■ **Dataset records**:
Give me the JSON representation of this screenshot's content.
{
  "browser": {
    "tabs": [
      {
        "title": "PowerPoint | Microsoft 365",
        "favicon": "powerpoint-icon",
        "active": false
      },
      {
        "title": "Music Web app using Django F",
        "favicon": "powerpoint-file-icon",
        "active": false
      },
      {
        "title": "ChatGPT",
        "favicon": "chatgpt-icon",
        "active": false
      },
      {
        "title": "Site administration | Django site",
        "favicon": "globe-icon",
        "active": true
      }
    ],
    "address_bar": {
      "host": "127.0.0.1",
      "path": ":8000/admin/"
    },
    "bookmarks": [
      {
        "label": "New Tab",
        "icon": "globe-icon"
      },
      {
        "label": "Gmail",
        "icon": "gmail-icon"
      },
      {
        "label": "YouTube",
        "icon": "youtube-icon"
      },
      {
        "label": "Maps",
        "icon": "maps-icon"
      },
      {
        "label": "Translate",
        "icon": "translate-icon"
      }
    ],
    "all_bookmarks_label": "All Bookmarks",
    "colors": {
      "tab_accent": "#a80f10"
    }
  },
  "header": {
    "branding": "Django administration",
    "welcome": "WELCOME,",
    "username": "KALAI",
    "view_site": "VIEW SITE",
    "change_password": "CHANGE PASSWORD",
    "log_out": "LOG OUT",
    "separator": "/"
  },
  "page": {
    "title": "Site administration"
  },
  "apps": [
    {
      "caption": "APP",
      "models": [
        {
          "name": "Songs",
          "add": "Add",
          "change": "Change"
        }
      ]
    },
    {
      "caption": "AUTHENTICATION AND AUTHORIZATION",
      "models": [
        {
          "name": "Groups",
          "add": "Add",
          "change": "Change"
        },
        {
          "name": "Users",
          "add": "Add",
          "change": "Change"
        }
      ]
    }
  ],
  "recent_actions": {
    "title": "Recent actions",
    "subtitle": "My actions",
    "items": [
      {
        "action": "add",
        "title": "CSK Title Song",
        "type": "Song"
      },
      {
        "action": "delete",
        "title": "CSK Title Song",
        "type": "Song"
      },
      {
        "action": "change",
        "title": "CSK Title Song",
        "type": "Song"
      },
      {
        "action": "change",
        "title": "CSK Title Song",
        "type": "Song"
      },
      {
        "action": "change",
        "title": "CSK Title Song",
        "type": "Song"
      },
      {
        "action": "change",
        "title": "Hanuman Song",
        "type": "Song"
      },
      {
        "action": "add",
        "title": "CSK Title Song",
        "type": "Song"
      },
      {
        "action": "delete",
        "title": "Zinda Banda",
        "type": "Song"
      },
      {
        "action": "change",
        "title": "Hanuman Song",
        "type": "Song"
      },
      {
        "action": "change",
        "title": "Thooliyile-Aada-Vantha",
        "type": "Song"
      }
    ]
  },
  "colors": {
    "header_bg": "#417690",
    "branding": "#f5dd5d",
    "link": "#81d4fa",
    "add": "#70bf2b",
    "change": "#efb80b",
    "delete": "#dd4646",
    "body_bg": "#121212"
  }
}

■ **Exercise objective**: Filter the entries down to the lines containing "icon". Copy each of those lines.

■ **Exercise response**:
        "favicon": "powerpoint-icon",
        "favicon": "powerpoint-file-icon",
        "favicon": "chatgpt-icon",
        "favicon": "globe-icon",
        "icon": "globe-icon"
        "icon": "gmail-icon"
        "icon": "youtube-icon"
        "icon": "maps-icon"
        "icon": "translate-icon"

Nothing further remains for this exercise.